WHAT TO WORK ON:
1) Reproduce everything in the offline Wikipedia thread from "I see I can" down to "an article-by-article basis.".
2) List every username that heads a post in the offline Wikipedia thread.

I see I can go to the index, from this page - is this index served up from the
1GB DL I just did?

How can I transfer this to [device]?

------
huetsch
Thanks so much for this. This will be incredibly useful for me (behind the
GFW, which gets moody about Wikipedia pretty often). Could this easily
periodically update itself to grab fresh versions of articles? I think that
would be a great feature, especially if you could do it without having to pull
down the whole database each time you wanted to update, instead just updating
on an article-by-article basis.

------
js4all
Absolutely amazing. This technology can be used for many other offline
databases. He provides the tools for indexing, compressing and everything
needed for the reader. Make sure to read his corresponding blog post:
<http://antimatter15.com/wp/2011/12/offline-wiki-redux/>

------
Kakitus
Amazing project, just what I was searching for. A few recommendations:

Could you expand the available download options to include an option to
download all of wikipedia, not just a subset of the most popular articles?

DATA SECTION:
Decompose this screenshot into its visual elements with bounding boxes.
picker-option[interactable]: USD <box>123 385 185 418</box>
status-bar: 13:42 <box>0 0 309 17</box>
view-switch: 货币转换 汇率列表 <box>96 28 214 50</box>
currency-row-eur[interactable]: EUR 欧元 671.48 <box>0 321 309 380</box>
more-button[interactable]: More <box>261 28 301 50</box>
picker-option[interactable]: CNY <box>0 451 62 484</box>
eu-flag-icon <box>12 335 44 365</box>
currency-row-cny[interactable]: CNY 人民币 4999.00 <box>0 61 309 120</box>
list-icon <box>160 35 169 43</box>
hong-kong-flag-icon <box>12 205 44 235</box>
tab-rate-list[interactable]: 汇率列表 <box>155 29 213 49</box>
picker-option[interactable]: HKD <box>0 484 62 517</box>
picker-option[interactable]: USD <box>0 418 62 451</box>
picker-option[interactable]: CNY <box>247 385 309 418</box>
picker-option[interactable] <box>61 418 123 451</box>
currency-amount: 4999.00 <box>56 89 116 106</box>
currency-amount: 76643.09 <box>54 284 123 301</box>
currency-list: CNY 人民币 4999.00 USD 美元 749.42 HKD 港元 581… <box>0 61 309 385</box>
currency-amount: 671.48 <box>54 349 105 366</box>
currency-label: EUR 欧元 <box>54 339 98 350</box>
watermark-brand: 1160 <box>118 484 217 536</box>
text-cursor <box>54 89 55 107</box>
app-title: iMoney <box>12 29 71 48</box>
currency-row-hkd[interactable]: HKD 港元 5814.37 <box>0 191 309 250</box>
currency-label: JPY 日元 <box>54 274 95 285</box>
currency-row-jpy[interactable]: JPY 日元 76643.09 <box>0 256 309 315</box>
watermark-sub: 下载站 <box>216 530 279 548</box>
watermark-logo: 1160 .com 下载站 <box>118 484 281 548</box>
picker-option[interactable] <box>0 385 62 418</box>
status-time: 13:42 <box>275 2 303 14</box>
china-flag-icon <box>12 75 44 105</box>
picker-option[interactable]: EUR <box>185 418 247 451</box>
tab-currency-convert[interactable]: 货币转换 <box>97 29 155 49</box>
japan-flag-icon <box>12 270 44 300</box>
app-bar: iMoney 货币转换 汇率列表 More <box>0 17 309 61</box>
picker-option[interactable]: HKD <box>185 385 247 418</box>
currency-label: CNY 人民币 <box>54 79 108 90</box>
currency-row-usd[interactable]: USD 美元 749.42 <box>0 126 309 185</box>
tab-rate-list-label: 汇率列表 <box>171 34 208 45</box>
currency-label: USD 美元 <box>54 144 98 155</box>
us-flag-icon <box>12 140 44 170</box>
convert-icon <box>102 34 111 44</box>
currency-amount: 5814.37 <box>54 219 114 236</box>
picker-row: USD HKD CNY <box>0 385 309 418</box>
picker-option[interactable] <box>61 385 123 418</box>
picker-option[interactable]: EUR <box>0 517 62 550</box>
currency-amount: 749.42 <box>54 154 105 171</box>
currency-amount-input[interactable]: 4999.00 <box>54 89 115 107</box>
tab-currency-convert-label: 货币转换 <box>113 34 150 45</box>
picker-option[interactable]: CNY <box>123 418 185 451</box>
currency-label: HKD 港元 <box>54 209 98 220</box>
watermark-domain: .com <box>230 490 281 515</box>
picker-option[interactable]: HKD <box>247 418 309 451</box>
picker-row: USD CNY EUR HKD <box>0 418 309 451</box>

ANSWERS TO THE EXERCISES:
1)
I see I can go to the index, from this page - is this index served up from the
1GB DL I just did?

How can I transfer this to [device]?

------
huetsch
Thanks so much for this. This will be incredibly useful for me (behind the
GFW, which gets moody about Wikipedia pretty often). Could this easily
periodically update itself to grab fresh versions of articles? I think that
would be a great feature, especially if you could do it without having to pull
down the whole database each time you wanted to update, instead just updating
on an article-by-article basis.

2)
huetsch
js4all
Kakitus